Repeat the material below exactly, line for line.

» **EXERCISE INPUT**
• • • •

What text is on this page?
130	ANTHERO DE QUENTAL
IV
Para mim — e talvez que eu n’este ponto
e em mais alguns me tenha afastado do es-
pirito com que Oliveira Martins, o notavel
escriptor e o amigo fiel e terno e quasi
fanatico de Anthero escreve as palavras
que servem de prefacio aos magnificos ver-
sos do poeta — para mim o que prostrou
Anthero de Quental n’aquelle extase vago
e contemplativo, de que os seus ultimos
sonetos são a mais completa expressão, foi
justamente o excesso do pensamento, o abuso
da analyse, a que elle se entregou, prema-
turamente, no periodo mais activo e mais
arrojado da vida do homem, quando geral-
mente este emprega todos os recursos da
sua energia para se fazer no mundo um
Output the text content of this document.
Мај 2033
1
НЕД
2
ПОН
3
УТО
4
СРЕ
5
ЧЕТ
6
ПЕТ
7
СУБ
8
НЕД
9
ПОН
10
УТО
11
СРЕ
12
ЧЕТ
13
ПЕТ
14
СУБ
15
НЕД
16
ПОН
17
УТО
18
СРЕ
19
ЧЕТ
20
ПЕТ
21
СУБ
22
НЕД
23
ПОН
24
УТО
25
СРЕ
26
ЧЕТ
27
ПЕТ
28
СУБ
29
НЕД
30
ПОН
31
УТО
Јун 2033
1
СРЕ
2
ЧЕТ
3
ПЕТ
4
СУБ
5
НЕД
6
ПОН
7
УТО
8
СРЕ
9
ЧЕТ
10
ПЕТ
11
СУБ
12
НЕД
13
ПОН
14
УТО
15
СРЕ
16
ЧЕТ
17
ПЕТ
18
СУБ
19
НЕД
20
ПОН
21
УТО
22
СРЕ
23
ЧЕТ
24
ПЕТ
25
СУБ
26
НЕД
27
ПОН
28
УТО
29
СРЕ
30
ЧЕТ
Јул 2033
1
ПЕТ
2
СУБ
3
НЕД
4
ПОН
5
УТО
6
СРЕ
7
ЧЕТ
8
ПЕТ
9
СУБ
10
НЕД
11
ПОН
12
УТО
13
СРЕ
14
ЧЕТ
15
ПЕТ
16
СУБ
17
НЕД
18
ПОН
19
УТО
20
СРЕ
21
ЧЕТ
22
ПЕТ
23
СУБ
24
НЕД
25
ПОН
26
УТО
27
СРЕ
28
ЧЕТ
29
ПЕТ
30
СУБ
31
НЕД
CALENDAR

• • • •

» **ANSWER TO THIS EXERCISE**
What text is on this page?
130	ANTHERO DE QUENTAL
IV
Para mim — e talvez que eu n’este ponto
e em mais alguns me tenha afastado do es-
pirito com que Oliveira Martins, o notavel
escriptor e o amigo fiel e terno e quasi
fanatico de Anthero escreve as palavras
que servem de prefacio aos magnificos ver-
sos do poeta — para mim o que prostrou
Anthero de Quental n’aquelle extase vago
e contemplativo, de que os seus ultimos
sonetos são a mais completa expressão, foi
justamente o excesso do pensamento, o abuso
da analyse, a que elle se entregou, prema-
turamente, no periodo mais activo e mais
arrojado da vida do homem, quando geral-
mente este emprega todos os recursos da
sua energia para se fazer no mundo um
Output the text content of this document.
Мај 2033
1
НЕД
2
ПОН
3
УТО
4
СРЕ
5
ЧЕТ
6
ПЕТ
7
СУБ
8
НЕД
9
ПОН
10
УТО
11
СРЕ
12
ЧЕТ
13
ПЕТ
14
СУБ
15
НЕД
16
ПОН
17
УТО
18
СРЕ
19
ЧЕТ
20
ПЕТ
21
СУБ
22
НЕД
23
ПОН
24
УТО
25
СРЕ
26
ЧЕТ
27
ПЕТ
28
СУБ
29
НЕД
30
ПОН
31
УТО
Јун 2033
1
СРЕ
2
ЧЕТ
3
ПЕТ
4
СУБ
5
НЕД
6
ПОН
7
УТО
8
СРЕ
9
ЧЕТ
10
ПЕТ
11
СУБ
12
НЕД
13
ПОН
14
УТО
15
СРЕ
16
ЧЕТ
17
ПЕТ
18
СУБ
19
НЕД
20
ПОН
21
УТО
22
СРЕ
23
ЧЕТ
24
ПЕТ
25
СУБ
26
НЕД
27
ПОН
28
УТО
29
СРЕ
30
ЧЕТ
Јул 2033
1
ПЕТ
2
СУБ
3
НЕД
4
ПОН
5
УТО
6
СРЕ
7
ЧЕТ
8
ПЕТ
9
СУБ
10
НЕД
11
ПОН
12
УТО
13
СРЕ
14
ЧЕТ
15
ПЕТ
16
СУБ
17
НЕД
18
ПОН
19
УТО
20
СРЕ
21
ЧЕТ
22
ПЕТ
23
СУБ
24
НЕД
25
ПОН
26
УТО
27
СРЕ
28
ЧЕТ
29
ПЕТ
30
СУБ
31
НЕД
CALENDAR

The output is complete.